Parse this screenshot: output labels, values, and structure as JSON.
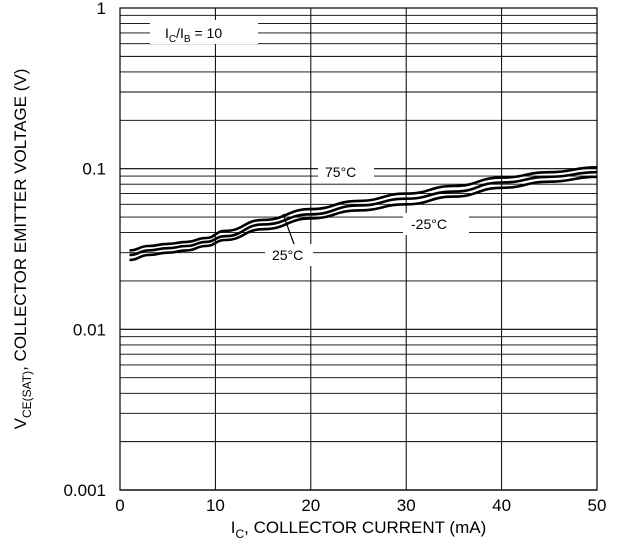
{
  "chart_data": {
    "type": "line",
    "title": "",
    "xlabel": {
      "prefix": "I",
      "sub": "C",
      "rest": ", COLLECTOR CURRENT (mA)"
    },
    "ylabel": {
      "prefix": "V",
      "sub": "CE(SAT)",
      "rest": ", COLLECTOR EMITTER VOLTAGE (V)"
    },
    "x_ticks": [
      "0",
      "10",
      "20",
      "30",
      "40",
      "50"
    ],
    "y_ticks": [
      "0.001",
      "0.01",
      "0.1",
      "1"
    ],
    "xlim": [
      0,
      50
    ],
    "ylim": [
      0.001,
      1
    ],
    "y_scale": "log",
    "grid": true,
    "legend": "none",
    "condition": {
      "prefix": "I",
      "sub1": "C",
      "mid": "/I",
      "sub2": "B",
      "rest": " = 10"
    },
    "series": [
      {
        "name": "75°C",
        "x": [
          1,
          3,
          5,
          7,
          9,
          11,
          15,
          20,
          25,
          30,
          35,
          40,
          45,
          50
        ],
        "y": [
          0.031,
          0.033,
          0.034,
          0.035,
          0.037,
          0.041,
          0.048,
          0.056,
          0.063,
          0.07,
          0.078,
          0.088,
          0.095,
          0.102
        ]
      },
      {
        "name": "25°C",
        "x": [
          1,
          3,
          5,
          7,
          9,
          11,
          15,
          20,
          25,
          30,
          35,
          40,
          45,
          50
        ],
        "y": [
          0.029,
          0.031,
          0.032,
          0.033,
          0.035,
          0.038,
          0.045,
          0.052,
          0.059,
          0.065,
          0.072,
          0.082,
          0.089,
          0.095
        ]
      },
      {
        "name": "-25°C",
        "x": [
          1,
          3,
          5,
          7,
          9,
          11,
          15,
          20,
          25,
          30,
          35,
          40,
          45,
          50
        ],
        "y": [
          0.027,
          0.029,
          0.03,
          0.031,
          0.033,
          0.036,
          0.042,
          0.049,
          0.055,
          0.06,
          0.067,
          0.076,
          0.083,
          0.089
        ]
      }
    ],
    "series_labels": [
      "75°C",
      "25°C",
      "-25°C"
    ],
    "colors": {
      "line": "#000000",
      "grid": "#000000",
      "background": "#ffffff"
    }
  }
}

• [Exercise directions]: Quote every entry exactly, with the pictures omitted.

• [The answer]:
Parse this screenshot: output labels, values, and structure as JSON.
{
  "chart_data": {
    "type": "line",
    "title": "",
    "xlabel": {
      "prefix": "I",
      "sub": "C",
      "rest": ", COLLECTOR CURRENT (mA)"
    },
    "ylabel": {
      "prefix": "V",
      "sub": "CE(SAT)",
      "rest": ", COLLECTOR EMITTER VOLTAGE (V)"
    },
    "x_ticks": [
      "0",
      "10",
      "20",
      "30",
      "40",
      "50"
    ],
    "y_ticks": [
      "0.001",
      "0.01",
      "0.1",
      "1"
    ],
    "xlim": [
      0,
      50
    ],
    "ylim": [
      0.001,
      1
    ],
    "y_scale": "log",
    "grid": true,
    "legend": "none",
    "condition": {
      "prefix": "I",
      "sub1": "C",
      "mid": "/I",
      "sub2": "B",
      "rest": " = 10"
    },
    "series": [
      {
        "name": "75°C",
        "x": [
          1,
          3,
          5,
          7,
          9,
          11,
          15,
          20,
          25,
          30,
          35,
          40,
          45,
          50
        ],
        "y": [
          0.031,
          0.033,
          0.034,
          0.035,
          0.037,
          0.041,
          0.048,
          0.056,
          0.063,
          0.07,
          0.078,
          0.088,
          0.095,
          0.102
        ]
      },
      {
        "name": "25°C",
        "x": [
          1,
          3,
          5,
          7,
          9,
          11,
          15,
          20,
          25,
          30,
          35,
          40,
          45,
          50
        ],
        "y": [
          0.029,
          0.031,
          0.032,
          0.033,
          0.035,
          0.038,
          0.045,
          0.052,
          0.059,
          0.065,
          0.072,
          0.082,
          0.089,
          0.095
        ]
      },
      {
        "name": "-25°C",
        "x": [
          1,
          3,
          5,
          7,
          9,
          11,
          15,
          20,
          25,
          30,
          35,
          40,
          45,
          50
        ],
        "y": [
          0.027,
          0.029,
          0.03,
          0.031,
          0.033,
          0.036,
          0.042,
          0.049,
          0.055,
          0.06,
          0.067,
          0.076,
          0.083,
          0.089
        ]
      }
    ],
    "series_labels": [
      "75°C",
      "25°C",
      "-25°C"
    ],
    "colors": {
      "line": "#000000",
      "grid": "#000000",
      "background": "#ffffff"
    }
  }
}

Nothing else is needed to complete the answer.